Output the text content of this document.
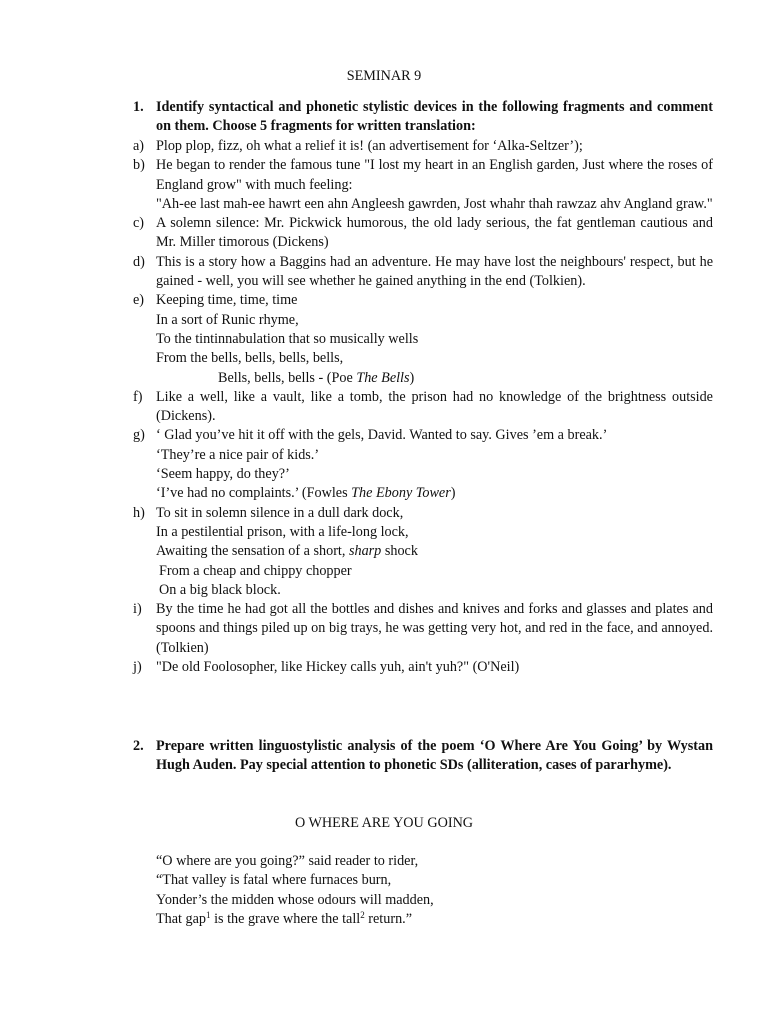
SEMINAR 9
1. Identify syntactical and phonetic stylistic devices in the following fragments and comment on them. Choose 5 fragments for written translation:
a) Plop plop, fizz, oh what a relief it is! (an advertisement for ‘Alka-Seltzer’);
b) He began to render the famous tune "I lost my heart in an English garden, Just where the roses of England grow" with much feeling:
"Ah-ee last mah-ee hawrt een ahn Angleesh gawrden, Jost whahr thah rawzaz ahv Angland graw."
c) A solemn silence: Mr. Pickwick humorous, the old lady serious, the fat gentleman cautious and Mr. Miller timorous (Dickens)
d) This is a story how a Baggins had an adventure. He may have lost the neighbours' respect, but he gained - well, you will see whether he gained anything in the end (Tolkien).
e) Keeping time, time, time
In a sort of Runic rhyme,
To the tintinnabulation that so musically wells
From the bells, bells, bells, bells,
Bells, bells, bells - (Poe The Bells)
f) Like a well, like a vault, like a tomb, the prison had no knowledge of the brightness outside (Dickens).
g) ‘ Glad you’ve hit it off with the gels, David. Wanted to say. Gives ’em a break.’
‘They’re a nice pair of kids.’
‘Seem happy, do they?’
‘I’ve had no complaints.’ (Fowles The Ebony Tower)
h) To sit in solemn silence in a dull dark dock,
In a pestilential prison, with a life-long lock,
Awaiting the sensation of a short, sharp shock
From a cheap and chippy chopper
On a big black block.
i) By the time he had got all the bottles and dishes and knives and forks and glasses and plates and spoons and things piled up on big trays, he was getting very hot, and red in the face, and annoyed. (Tolkien)
j) "De old Foolosopher, like Hickey calls yuh, ain't yuh?" (O'Neil)
2. Prepare written linguostylistic analysis of the poem ‘O Where Are You Going’ by Wystan Hugh Auden. Pay special attention to phonetic SDs (alliteration, cases of pararhyme).
O WHERE ARE YOU GOING
“O where are you going?” said reader to rider,
“That valley is fatal where furnaces burn,
Yonder’s the midden whose odours will madden,
That gap$^1$ is the grave where the tall$^2$ return.”
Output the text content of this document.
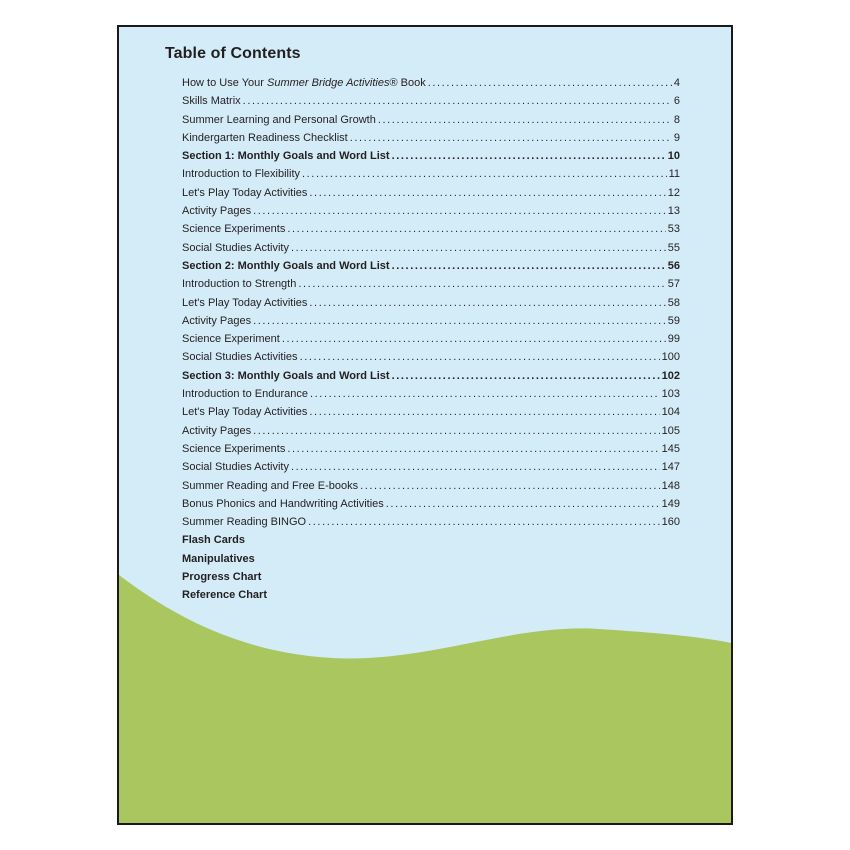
Table of Contents
How to Use Your Summer Bridge Activities® Book .....	4
Skills Matrix .....	6
Summer Learning and Personal Growth .....	8
Kindergarten Readiness Checklist .....	9
Section 1: Monthly Goals and Word List .....	10
Introduction to Flexibility .....	11
Let's Play Today Activities .....	12
Activity Pages .....	13
Science Experiments .....	53
Social Studies Activity .....	55
Section 2: Monthly Goals and Word List .....	56
Introduction to Strength .....	57
Let's Play Today Activities .....	58
Activity Pages .....	59
Science Experiment .....	99
Social Studies Activities .....	100
Section 3: Monthly Goals and Word List .....	102
Introduction to Endurance .....	103
Let's Play Today Activities .....	104
Activity Pages .....	105
Science Experiments .....	145
Social Studies Activity .....	147
Summer Reading and Free E-books .....	148
Bonus Phonics and Handwriting Activities .....	149
Summer Reading BINGO .....	160
Flash Cards
Manipulatives
Progress Chart
Reference Chart
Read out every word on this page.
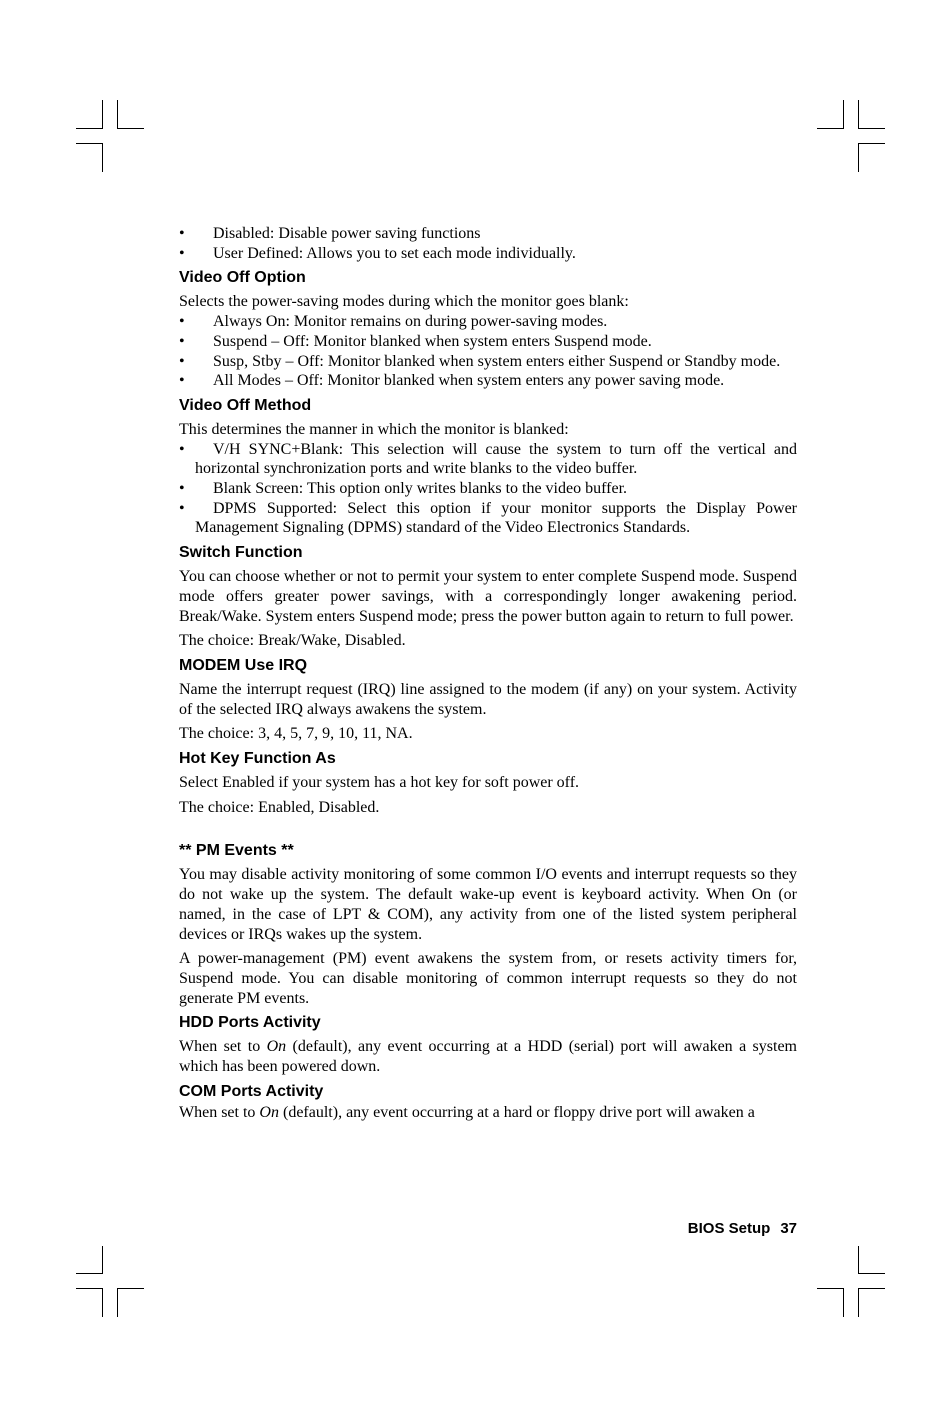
•	Disabled: Disable power saving functions
•	User Defined: Allows you to set each mode individually.
Video Off Option

Selects the power-saving modes during which the monitor goes blank:

•	Always On: Monitor remains on during power-saving modes.
•	Suspend – Off: Monitor blanked when system enters Suspend mode.
•	Susp, Stby – Off: Monitor blanked when system enters either Suspend or Standby mode.
•	All Modes – Off: Monitor blanked when system enters any power saving mode.
Video Off Method

This determines the manner in which the monitor is blanked:

•	V/H SYNC+Blank: This selection will cause the system to turn off the vertical and horizontal synchronization ports and write blanks to the video buffer.
•	Blank Screen: This option only writes blanks to the video buffer.
•	DPMS Supported: Select this option if your monitor supports the Display Power Management Signaling (DPMS) standard of the Video Electronics Standards.
Switch Function

You can choose whether or not to permit your system to enter complete Suspend mode. Suspend mode offers greater power savings, with a correspondingly longer awakening period. Break/Wake. System enters Suspend mode; press the power button again to return to full power.

The choice: Break/Wake, Disabled.

MODEM Use IRQ

Name the interrupt request (IRQ) line assigned to the modem (if any) on your system. Activity of the selected IRQ always awakens the system.

The choice: 3, 4, 5, 7, 9, 10, 11, NA.

Hot Key Function As

Select Enabled if your system has a hot key for soft power off.

The choice: Enabled, Disabled.

** PM Events **

You may disable activity monitoring of some common I/O events and interrupt requests so they do not wake up the system. The default wake-up event is keyboard activity. When On (or named, in the case of LPT & COM), any activity from one of the listed system peripheral devices or IRQs wakes up the system.

A power-management (PM) event awakens the system from, or resets activity timers for, Suspend mode. You can disable monitoring of common interrupt requests so they do not generate PM events.

HDD Ports Activity

When set to On (default), any event occurring at a HDD (serial) port will awaken a system which has been powered down.

COM Ports Activity

When set to On (default), any event occurring at a hard or floppy drive port will awaken a

BIOS Setup 37
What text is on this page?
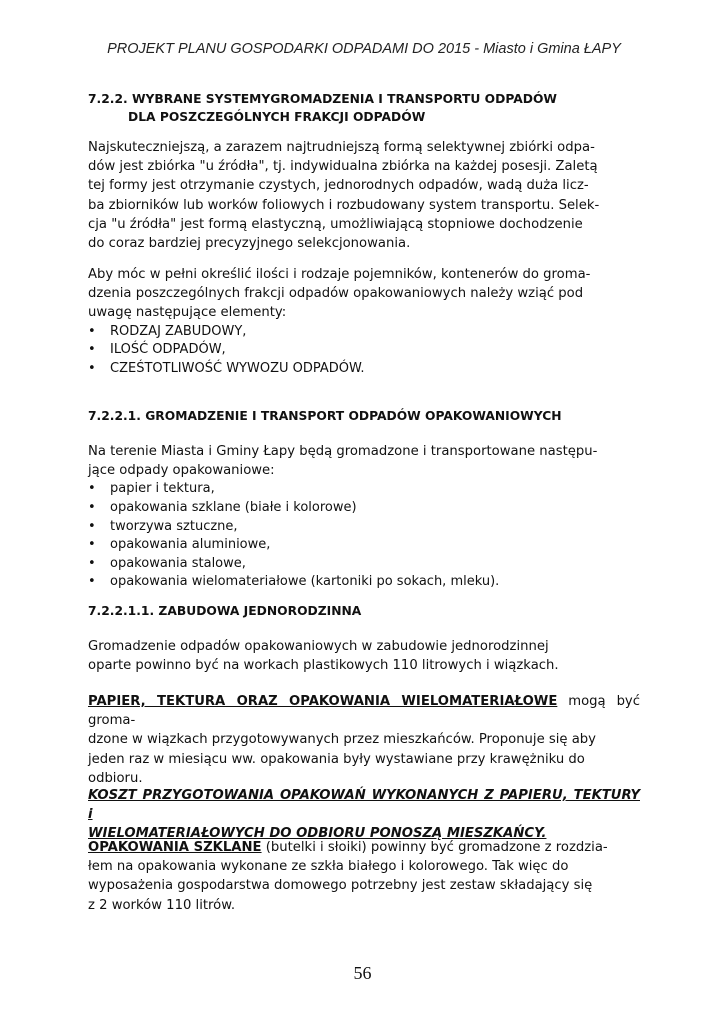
PROJEKT PLANU GOSPODARKI ODPADAMI DO 2015 - Miasto i Gmina ŁAPY

7.2.2. WYBRANE SYSTEMYGROMADZENIA I TRANSPORTU ODPADÓW

DLA POSZCZEGÓLNYCH FRAKCJI ODPADÓW

Najskuteczniejszą, a zarazem najtrudniejszą formą selektywnej zbiórki odpa-

dów jest zbiórka "u źródła", tj. indywidualna zbiórka na każdej posesji. Zaletą

tej formy jest otrzymanie czystych, jednorodnych odpadów, wadą duża licz-

ba zbiorników lub worków foliowych i rozbudowany system transportu. Selek-

cja "u źródła" jest formą elastyczną, umożliwiającą stopniowe dochodzenie

do coraz bardziej precyzyjnego selekcjonowania.

Aby móc w pełni określić ilości i rodzaje pojemników, kontenerów do groma-

dzenia poszczególnych frakcji odpadów opakowaniowych należy wziąć pod

uwagę następujące elementy:

• RODZAJ ZABUDOWY,
• ILOŚĆ ODPADÓW,
• CZEŚTOTLIWOŚĆ WYWOZU ODPADÓW.

7.2.2.1. GROMADZENIE I TRANSPORT ODPADÓW OPAKOWANIOWYCH

Na terenie Miasta i Gminy Łapy będą gromadzone i transportowane następu-

jące odpady opakowaniowe:

• papier i tektura,
• opakowania szklane (białe i kolorowe)
• tworzywa sztuczne,
• opakowania aluminiowe,
• opakowania stalowe,
• opakowania wielomateriałowe (kartoniki po sokach, mleku).

7.2.2.1.1. ZABUDOWA JEDNORODZINNA

Gromadzenie odpadów opakowaniowych w zabudowie jednorodzinnej

oparte powinno być na workach plastikowych 110 litrowych i wiązkach.

PAPIER, TEKTURA ORAZ OPAKOWANIA WIELOMATERIAŁOWE mogą być groma-

dzone w wiązkach przygotowywanych przez mieszkańców. Proponuje się aby

jeden raz w miesiącu ww. opakowania były wystawiane przy krawężniku do

odbioru.

KOSZT PRZYGOTOWANIA OPAKOWAŃ WYKONANYCH Z PAPIERU, TEKTURY i

WIELOMATERIAŁOWYCH DO ODBIORU PONOSZĄ MIESZKAŃCY.

OPAKOWANIA SZKLANE (butelki i słoiki) powinny być gromadzone z rozdzia-

łem na opakowania wykonane ze szkła białego i kolorowego. Tak więc do

wyposażenia gospodarstwa domowego potrzebny jest zestaw składający się

z 2 worków 110 litrów.

56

—————

Output every entry verbatim. Pictures do not belong in the copy.

Output the text content of this document.
SEMINAR 9
1. Identify syntactical and phonetic stylistic devices in the following fragments and comment on them. Choose 5 fragments for written translation:
a) Plop plop, fizz, oh what a relief it is! (an advertisement for ‘Alka-Seltzer’);
b) He began to render the famous tune "I lost my heart in an English garden, Just where the roses of England grow" with much feeling:
"Ah-ee last mah-ee hawrt een ahn Angleesh gawrden, Jost whahr thah rawzaz ahv Angland graw."
c) A solemn silence: Mr. Pickwick humorous, the old lady serious, the fat gentleman cautious and Mr. Miller timorous (Dickens)
d) This is a story how a Baggins had an adventure. He may have lost the neighbours' respect, but he gained - well, you will see whether he gained anything in the end (Tolkien).
e) Keeping time, time, time
In a sort of Runic rhyme,
To the tintinnabulation that so musically wells
From the bells, bells, bells, bells,
Bells, bells, bells - (Poe The Bells)
f) Like a well, like a vault, like a tomb, the prison had no knowledge of the brightness outside (Dickens).
g) ‘ Glad you’ve hit it off with the gels, David. Wanted to say. Gives ’em a break.’
‘They’re a nice pair of kids.’
‘Seem happy, do they?’
‘I’ve had no complaints.’ (Fowles The Ebony Tower)
h) To sit in solemn silence in a dull dark dock,
In a pestilential prison, with a life-long lock,
Awaiting the sensation of a short, sharp shock
From a cheap and chippy chopper
On a big black block.
i) By the time he had got all the bottles and dishes and knives and forks and glasses and plates and spoons and things piled up on big trays, he was getting very hot, and red in the face, and annoyed. (Tolkien)
j) "De old Foolosopher, like Hickey calls yuh, ain't yuh?" (O'Neil)
2. Prepare written linguostylistic analysis of the poem ‘O Where Are You Going’ by Wystan Hugh Auden. Pay special attention to phonetic SDs (alliteration, cases of pararhyme).
O WHERE ARE YOU GOING
“O where are you going?” said reader to rider,
“That valley is fatal where furnaces burn,
Yonder’s the midden whose odours will madden,
That gap$^1$ is the grave where the tall$^2$ return.”
Output the text content of this document.
Table of Contents
How to Use Your Summer Bridge Activities® Book .....	4
Skills Matrix .....	6
Summer Learning and Personal Growth .....	8
Kindergarten Readiness Checklist .....	9
Section 1: Monthly Goals and Word List .....	10
Introduction to Flexibility .....	11
Let's Play Today Activities .....	12
Activity Pages .....	13
Science Experiments .....	53
Social Studies Activity .....	55
Section 2: Monthly Goals and Word List .....	56
Introduction to Strength .....	57
Let's Play Today Activities .....	58
Activity Pages .....	59
Science Experiment .....	99
Social Studies Activities .....	100
Section 3: Monthly Goals and Word List .....	102
Introduction to Endurance .....	103
Let's Play Today Activities .....	104
Activity Pages .....	105
Science Experiments .....	145
Social Studies Activity .....	147
Summer Reading and Free E-books .....	148
Bonus Phonics and Handwriting Activities .....	149
Summer Reading BINGO .....	160
Flash Cards
Manipulatives
Progress Chart
Reference Chart
Read out every word on this page.
•	Disabled: Disable power saving functions
•	User Defined: Allows you to set each mode individually.
Video Off Option

Selects the power-saving modes during which the monitor goes blank:

•	Always On: Monitor remains on during power-saving modes.
•	Suspend – Off: Monitor blanked when system enters Suspend mode.
•	Susp, Stby – Off: Monitor blanked when system enters either Suspend or Standby mode.
•	All Modes – Off: Monitor blanked when system enters any power saving mode.
Video Off Method

This determines the manner in which the monitor is blanked:

•	V/H SYNC+Blank: This selection will cause the system to turn off the vertical and horizontal synchronization ports and write blanks to the video buffer.
•	Blank Screen: This option only writes blanks to the video buffer.
•	DPMS Supported: Select this option if your monitor supports the Display Power Management Signaling (DPMS) standard of the Video Electronics Standards.
Switch Function

You can choose whether or not to permit your system to enter complete Suspend mode. Suspend mode offers greater power savings, with a correspondingly longer awakening period. Break/Wake. System enters Suspend mode; press the power button again to return to full power.

The choice: Break/Wake, Disabled.

MODEM Use IRQ

Name the interrupt request (IRQ) line assigned to the modem (if any) on your system. Activity of the selected IRQ always awakens the system.

The choice: 3, 4, 5, 7, 9, 10, 11, NA.

Hot Key Function As

Select Enabled if your system has a hot key for soft power off.

The choice: Enabled, Disabled.

** PM Events **

You may disable activity monitoring of some common I/O events and interrupt requests so they do not wake up the system. The default wake-up event is keyboard activity. When On (or named, in the case of LPT & COM), any activity from one of the listed system peripheral devices or IRQs wakes up the system.

A power-management (PM) event awakens the system from, or resets activity timers for, Suspend mode. You can disable monitoring of common interrupt requests so they do not generate PM events.

HDD Ports Activity

When set to On (default), any event occurring at a HDD (serial) port will awaken a system which has been powered down.

COM Ports Activity

When set to On (default), any event occurring at a hard or floppy drive port will awaken a

BIOS Setup 37
What text is on this page?
PROJEKT PLANU GOSPODARKI ODPADAMI DO 2015 - Miasto i Gmina ŁAPY

7.2.2. WYBRANE SYSTEMYGROMADZENIA I TRANSPORTU ODPADÓW

DLA POSZCZEGÓLNYCH FRAKCJI ODPADÓW

Najskuteczniejszą, a zarazem najtrudniejszą formą selektywnej zbiórki odpa-

dów jest zbiórka "u źródła", tj. indywidualna zbiórka na każdej posesji. Zaletą

tej formy jest otrzymanie czystych, jednorodnych odpadów, wadą duża licz-

ba zbiorników lub worków foliowych i rozbudowany system transportu. Selek-

cja "u źródła" jest formą elastyczną, umożliwiającą stopniowe dochodzenie

do coraz bardziej precyzyjnego selekcjonowania.

Aby móc w pełni określić ilości i rodzaje pojemników, kontenerów do groma-

dzenia poszczególnych frakcji odpadów opakowaniowych należy wziąć pod

uwagę następujące elementy:

• RODZAJ ZABUDOWY,
• ILOŚĆ ODPADÓW,
• CZEŚTOTLIWOŚĆ WYWOZU ODPADÓW.

7.2.2.1. GROMADZENIE I TRANSPORT ODPADÓW OPAKOWANIOWYCH

Na terenie Miasta i Gminy Łapy będą gromadzone i transportowane następu-

jące odpady opakowaniowe:

• papier i tektura,
• opakowania szklane (białe i kolorowe)
• tworzywa sztuczne,
• opakowania aluminiowe,
• opakowania stalowe,
• opakowania wielomateriałowe (kartoniki po sokach, mleku).

7.2.2.1.1. ZABUDOWA JEDNORODZINNA

Gromadzenie odpadów opakowaniowych w zabudowie jednorodzinnej

oparte powinno być na workach plastikowych 110 litrowych i wiązkach.

PAPIER, TEKTURA ORAZ OPAKOWANIA WIELOMATERIAŁOWE mogą być groma-

dzone w wiązkach przygotowywanych przez mieszkańców. Proponuje się aby

jeden raz w miesiącu ww. opakowania były wystawiane przy krawężniku do

odbioru.

KOSZT PRZYGOTOWANIA OPAKOWAŃ WYKONANYCH Z PAPIERU, TEKTURY i

WIELOMATERIAŁOWYCH DO ODBIORU PONOSZĄ MIESZKAŃCY.

OPAKOWANIA SZKLANE (butelki i słoiki) powinny być gromadzone z rozdzia-

łem na opakowania wykonane ze szkła białego i kolorowego. Tak więc do

wyposażenia gospodarstwa domowego potrzebny jest zestaw składający się

z 2 worków 110 litrów.

56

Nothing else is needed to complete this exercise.